--- START OF RECORDS TO USE ---

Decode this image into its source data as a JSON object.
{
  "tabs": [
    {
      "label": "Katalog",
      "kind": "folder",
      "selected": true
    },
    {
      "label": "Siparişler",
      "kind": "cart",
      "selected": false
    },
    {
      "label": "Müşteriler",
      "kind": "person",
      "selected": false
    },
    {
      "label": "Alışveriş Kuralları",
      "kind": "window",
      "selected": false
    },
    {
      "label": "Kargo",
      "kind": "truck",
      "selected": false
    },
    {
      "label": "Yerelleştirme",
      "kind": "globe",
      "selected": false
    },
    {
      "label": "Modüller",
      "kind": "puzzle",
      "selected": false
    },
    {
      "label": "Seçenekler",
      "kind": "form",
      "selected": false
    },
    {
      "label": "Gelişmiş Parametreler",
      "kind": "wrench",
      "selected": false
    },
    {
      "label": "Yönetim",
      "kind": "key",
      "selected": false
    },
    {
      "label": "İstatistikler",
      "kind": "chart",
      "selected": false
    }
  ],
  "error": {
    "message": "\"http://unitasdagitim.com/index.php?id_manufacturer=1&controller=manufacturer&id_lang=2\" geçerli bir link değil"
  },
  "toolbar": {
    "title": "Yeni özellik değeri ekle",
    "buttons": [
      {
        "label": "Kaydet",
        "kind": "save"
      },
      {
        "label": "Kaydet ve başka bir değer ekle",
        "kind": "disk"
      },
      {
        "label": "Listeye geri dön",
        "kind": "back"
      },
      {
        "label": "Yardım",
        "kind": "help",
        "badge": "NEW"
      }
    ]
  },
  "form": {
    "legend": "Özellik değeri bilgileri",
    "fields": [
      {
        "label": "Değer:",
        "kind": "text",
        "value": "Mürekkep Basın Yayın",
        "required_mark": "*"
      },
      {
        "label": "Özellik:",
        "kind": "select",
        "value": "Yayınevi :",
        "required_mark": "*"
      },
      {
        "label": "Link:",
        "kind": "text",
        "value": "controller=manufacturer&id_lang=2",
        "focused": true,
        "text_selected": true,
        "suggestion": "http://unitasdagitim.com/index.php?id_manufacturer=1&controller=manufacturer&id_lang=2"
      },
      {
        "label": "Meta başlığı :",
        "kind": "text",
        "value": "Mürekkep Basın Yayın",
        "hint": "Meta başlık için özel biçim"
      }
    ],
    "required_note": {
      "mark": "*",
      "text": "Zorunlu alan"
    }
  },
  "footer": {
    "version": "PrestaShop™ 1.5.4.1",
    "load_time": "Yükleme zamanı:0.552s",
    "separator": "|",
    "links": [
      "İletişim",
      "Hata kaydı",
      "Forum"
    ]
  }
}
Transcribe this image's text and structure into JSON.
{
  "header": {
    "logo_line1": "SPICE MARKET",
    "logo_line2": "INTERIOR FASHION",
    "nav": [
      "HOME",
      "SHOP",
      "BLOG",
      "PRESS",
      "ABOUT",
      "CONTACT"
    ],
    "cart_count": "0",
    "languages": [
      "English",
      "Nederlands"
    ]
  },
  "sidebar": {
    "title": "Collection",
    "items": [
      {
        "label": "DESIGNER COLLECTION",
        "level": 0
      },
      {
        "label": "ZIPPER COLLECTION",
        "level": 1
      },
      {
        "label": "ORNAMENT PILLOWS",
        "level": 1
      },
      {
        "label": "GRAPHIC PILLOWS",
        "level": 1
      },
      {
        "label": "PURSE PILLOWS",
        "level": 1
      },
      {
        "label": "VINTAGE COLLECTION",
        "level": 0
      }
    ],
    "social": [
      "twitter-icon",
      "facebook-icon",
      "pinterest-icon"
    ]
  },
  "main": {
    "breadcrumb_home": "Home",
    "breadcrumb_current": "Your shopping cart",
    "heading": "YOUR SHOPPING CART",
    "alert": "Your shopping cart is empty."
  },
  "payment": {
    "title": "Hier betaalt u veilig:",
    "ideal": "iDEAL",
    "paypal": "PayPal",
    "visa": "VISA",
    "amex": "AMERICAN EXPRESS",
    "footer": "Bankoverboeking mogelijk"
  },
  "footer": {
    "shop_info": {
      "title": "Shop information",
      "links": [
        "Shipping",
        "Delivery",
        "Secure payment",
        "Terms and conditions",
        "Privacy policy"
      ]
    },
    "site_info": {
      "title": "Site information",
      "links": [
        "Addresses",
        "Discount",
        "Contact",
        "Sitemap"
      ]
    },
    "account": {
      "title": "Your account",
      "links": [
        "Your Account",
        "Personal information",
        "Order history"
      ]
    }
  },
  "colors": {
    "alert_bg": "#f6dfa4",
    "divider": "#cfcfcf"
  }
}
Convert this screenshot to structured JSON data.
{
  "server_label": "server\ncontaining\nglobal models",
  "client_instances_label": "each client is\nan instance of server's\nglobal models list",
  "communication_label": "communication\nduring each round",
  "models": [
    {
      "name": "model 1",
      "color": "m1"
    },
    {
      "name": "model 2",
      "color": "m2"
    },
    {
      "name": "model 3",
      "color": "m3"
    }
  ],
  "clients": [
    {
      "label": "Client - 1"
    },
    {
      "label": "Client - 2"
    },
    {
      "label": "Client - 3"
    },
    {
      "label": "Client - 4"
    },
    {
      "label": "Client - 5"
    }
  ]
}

--- END OF RECORDS TO USE ---

### OBJECTIVE
Retype the records that precede this task, keeping them exactly the same.

### RESULT OF THE TASK
Decode this image into its source data as a JSON object.
{
  "tabs": [
    {
      "label": "Katalog",
      "kind": "folder",
      "selected": true
    },
    {
      "label": "Siparişler",
      "kind": "cart",
      "selected": false
    },
    {
      "label": "Müşteriler",
      "kind": "person",
      "selected": false
    },
    {
      "label": "Alışveriş Kuralları",
      "kind": "window",
      "selected": false
    },
    {
      "label": "Kargo",
      "kind": "truck",
      "selected": false
    },
    {
      "label": "Yerelleştirme",
      "kind": "globe",
      "selected": false
    },
    {
      "label": "Modüller",
      "kind": "puzzle",
      "selected": false
    },
    {
      "label": "Seçenekler",
      "kind": "form",
      "selected": false
    },
    {
      "label": "Gelişmiş Parametreler",
      "kind": "wrench",
      "selected": false
    },
    {
      "label": "Yönetim",
      "kind": "key",
      "selected": false
    },
    {
      "label": "İstatistikler",
      "kind": "chart",
      "selected": false
    }
  ],
  "error": {
    "message": "\"http://unitasdagitim.com/index.php?id_manufacturer=1&controller=manufacturer&id_lang=2\" geçerli bir link değil"
  },
  "toolbar": {
    "title": "Yeni özellik değeri ekle",
    "buttons": [
      {
        "label": "Kaydet",
        "kind": "save"
      },
      {
        "label": "Kaydet ve başka bir değer ekle",
        "kind": "disk"
      },
      {
        "label": "Listeye geri dön",
        "kind": "back"
      },
      {
        "label": "Yardım",
        "kind": "help",
        "badge": "NEW"
      }
    ]
  },
  "form": {
    "legend": "Özellik değeri bilgileri",
    "fields": [
      {
        "label": "Değer:",
        "kind": "text",
        "value": "Mürekkep Basın Yayın",
        "required_mark": "*"
      },
      {
        "label": "Özellik:",
        "kind": "select",
        "value": "Yayınevi :",
        "required_mark": "*"
      },
      {
        "label": "Link:",
        "kind": "text",
        "value": "controller=manufacturer&id_lang=2",
        "focused": true,
        "text_selected": true,
        "suggestion": "http://unitasdagitim.com/index.php?id_manufacturer=1&controller=manufacturer&id_lang=2"
      },
      {
        "label": "Meta başlığı :",
        "kind": "text",
        "value": "Mürekkep Basın Yayın",
        "hint": "Meta başlık için özel biçim"
      }
    ],
    "required_note": {
      "mark": "*",
      "text": "Zorunlu alan"
    }
  },
  "footer": {
    "version": "PrestaShop™ 1.5.4.1",
    "load_time": "Yükleme zamanı:0.552s",
    "separator": "|",
    "links": [
      "İletişim",
      "Hata kaydı",
      "Forum"
    ]
  }
}
Transcribe this image's text and structure into JSON.
{
  "header": {
    "logo_line1": "SPICE MARKET",
    "logo_line2": "INTERIOR FASHION",
    "nav": [
      "HOME",
      "SHOP",
      "BLOG",
      "PRESS",
      "ABOUT",
      "CONTACT"
    ],
    "cart_count": "0",
    "languages": [
      "English",
      "Nederlands"
    ]
  },
  "sidebar": {
    "title": "Collection",
    "items": [
      {
        "label": "DESIGNER COLLECTION",
        "level": 0
      },
      {
        "label": "ZIPPER COLLECTION",
        "level": 1
      },
      {
        "label": "ORNAMENT PILLOWS",
        "level": 1
      },
      {
        "label": "GRAPHIC PILLOWS",
        "level": 1
      },
      {
        "label": "PURSE PILLOWS",
        "level": 1
      },
      {
        "label": "VINTAGE COLLECTION",
        "level": 0
      }
    ],
    "social": [
      "twitter-icon",
      "facebook-icon",
      "pinterest-icon"
    ]
  },
  "main": {
    "breadcrumb_home": "Home",
    "breadcrumb_current": "Your shopping cart",
    "heading": "YOUR SHOPPING CART",
    "alert": "Your shopping cart is empty."
  },
  "payment": {
    "title": "Hier betaalt u veilig:",
    "ideal": "iDEAL",
    "paypal": "PayPal",
    "visa": "VISA",
    "amex": "AMERICAN EXPRESS",
    "footer": "Bankoverboeking mogelijk"
  },
  "footer": {
    "shop_info": {
      "title": "Shop information",
      "links": [
        "Shipping",
        "Delivery",
        "Secure payment",
        "Terms and conditions",
        "Privacy policy"
      ]
    },
    "site_info": {
      "title": "Site information",
      "links": [
        "Addresses",
        "Discount",
        "Contact",
        "Sitemap"
      ]
    },
    "account": {
      "title": "Your account",
      "links": [
        "Your Account",
        "Personal information",
        "Order history"
      ]
    }
  },
  "colors": {
    "alert_bg": "#f6dfa4",
    "divider": "#cfcfcf"
  }
}
Convert this screenshot to structured JSON data.
{
  "server_label": "server\ncontaining\nglobal models",
  "client_instances_label": "each client is\nan instance of server's\nglobal models list",
  "communication_label": "communication\nduring each round",
  "models": [
    {
      "name": "model 1",
      "color": "m1"
    },
    {
      "name": "model 2",
      "color": "m2"
    },
    {
      "name": "model 3",
      "color": "m3"
    }
  ],
  "clients": [
    {
      "label": "Client - 1"
    },
    {
      "label": "Client - 2"
    },
    {
      "label": "Client - 3"
    },
    {
      "label": "Client - 4"
    },
    {
      "label": "Client - 5"
    }
  ]
}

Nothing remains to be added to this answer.